(Dataset records)
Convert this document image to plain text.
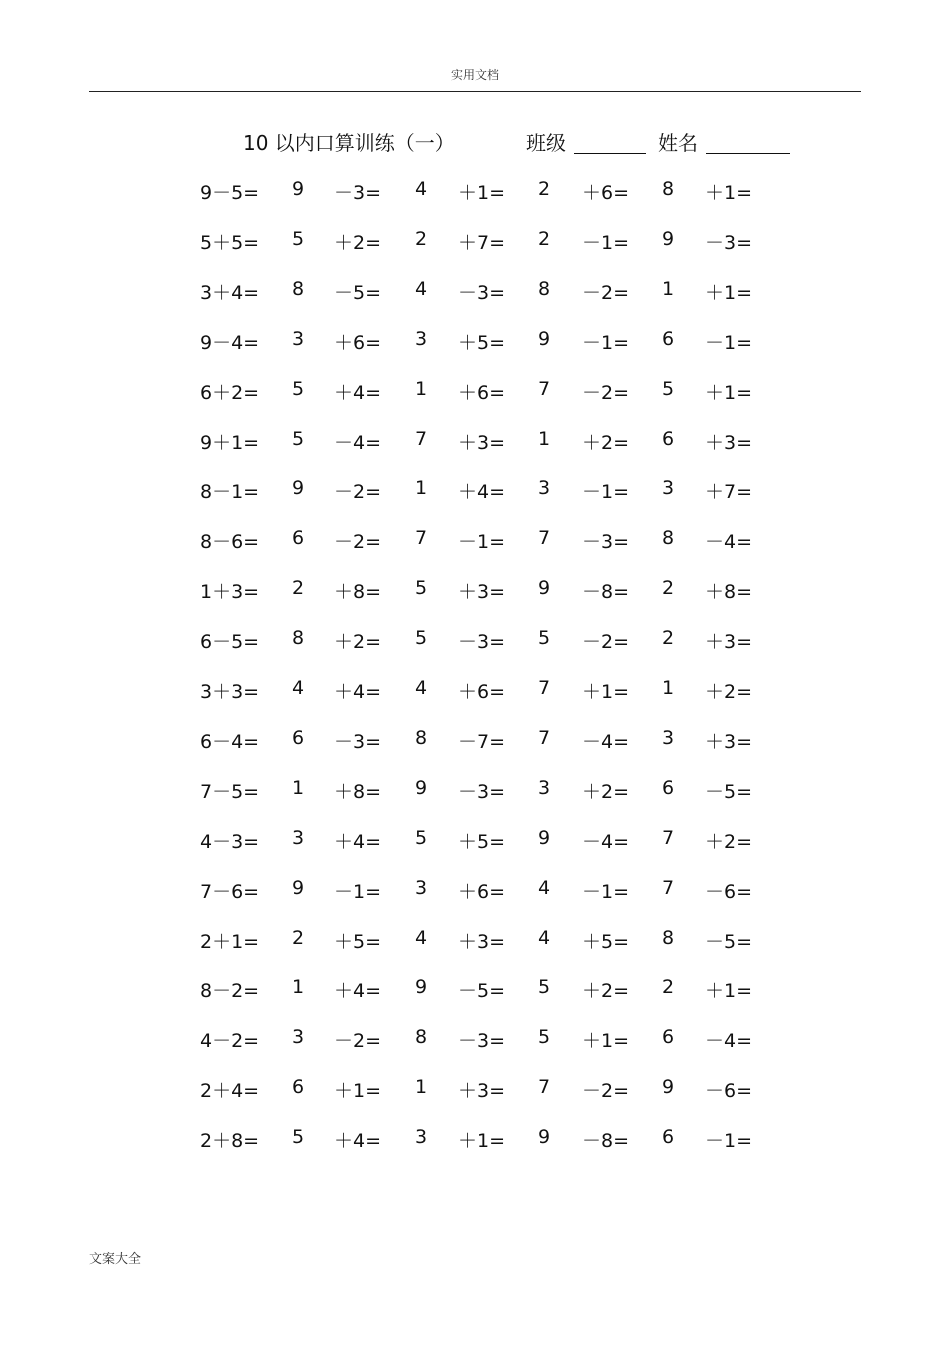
实用文档
10 以内口算训练（一）	班级	姓名
9－5= 9 －3= 4 ＋1= 2 ＋6= 8 ＋1=
5＋5= 5 ＋2= 2 ＋7= 2 －1= 9 －3=
3＋4= 8 －5= 4 －3= 8 －2= 1 ＋1=
9－4= 3 ＋6= 3 ＋5= 9 －1= 6 －1=
6＋2= 5 ＋4= 1 ＋6= 7 －2= 5 ＋1=
9＋1= 5 －4= 7 ＋3= 1 ＋2= 6 ＋3=
8－1= 9 －2= 1 ＋4= 3 －1= 3 ＋7=
8－6= 6 －2= 7 －1= 7 －3= 8 －4=
1＋3= 2 ＋8= 5 ＋3= 9 －8= 2 ＋8=
6－5= 8 ＋2= 5 －3= 5 －2= 2 ＋3=
3＋3= 4 ＋4= 4 ＋6= 7 ＋1= 1 ＋2=
6－4= 6 －3= 8 －7= 7 －4= 3 ＋3=
7－5= 1 ＋8= 9 －3= 3 ＋2= 6 －5=
4－3= 3 ＋4= 5 ＋5= 9 －4= 7 ＋2=
7－6= 9 －1= 3 ＋6= 4 －1= 7 －6=
2＋1= 2 ＋5= 4 ＋3= 4 ＋5= 8 －5=
8－2= 1 ＋4= 9 －5= 5 ＋2= 2 ＋1=
4－2= 3 －2= 8 －3= 5 ＋1= 6 －4=
2＋4= 6 ＋1= 1 ＋3= 7 －2= 9 －6=
2＋8= 5 ＋4= 3 ＋1= 9 －8= 6 －1=
文案大全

Requirements: Copy all of the entries verbatim, leaving out any pictures they contain.

The result:
Convert this document image to plain text.
实用文档
10 以内口算训练（一）	班级	姓名
9－5= 9 －3= 4 ＋1= 2 ＋6= 8 ＋1=
5＋5= 5 ＋2= 2 ＋7= 2 －1= 9 －3=
3＋4= 8 －5= 4 －3= 8 －2= 1 ＋1=
9－4= 3 ＋6= 3 ＋5= 9 －1= 6 －1=
6＋2= 5 ＋4= 1 ＋6= 7 －2= 5 ＋1=
9＋1= 5 －4= 7 ＋3= 1 ＋2= 6 ＋3=
8－1= 9 －2= 1 ＋4= 3 －1= 3 ＋7=
8－6= 6 －2= 7 －1= 7 －3= 8 －4=
1＋3= 2 ＋8= 5 ＋3= 9 －8= 2 ＋8=
6－5= 8 ＋2= 5 －3= 5 －2= 2 ＋3=
3＋3= 4 ＋4= 4 ＋6= 7 ＋1= 1 ＋2=
6－4= 6 －3= 8 －7= 7 －4= 3 ＋3=
7－5= 1 ＋8= 9 －3= 3 ＋2= 6 －5=
4－3= 3 ＋4= 5 ＋5= 9 －4= 7 ＋2=
7－6= 9 －1= 3 ＋6= 4 －1= 7 －6=
2＋1= 2 ＋5= 4 ＋3= 4 ＋5= 8 －5=
8－2= 1 ＋4= 9 －5= 5 ＋2= 2 ＋1=
4－2= 3 －2= 8 －3= 5 ＋1= 6 －4=
2＋4= 6 ＋1= 1 ＋3= 7 －2= 9 －6=
2＋8= 5 ＋4= 3 ＋1= 9 －8= 6 －1=
文案大全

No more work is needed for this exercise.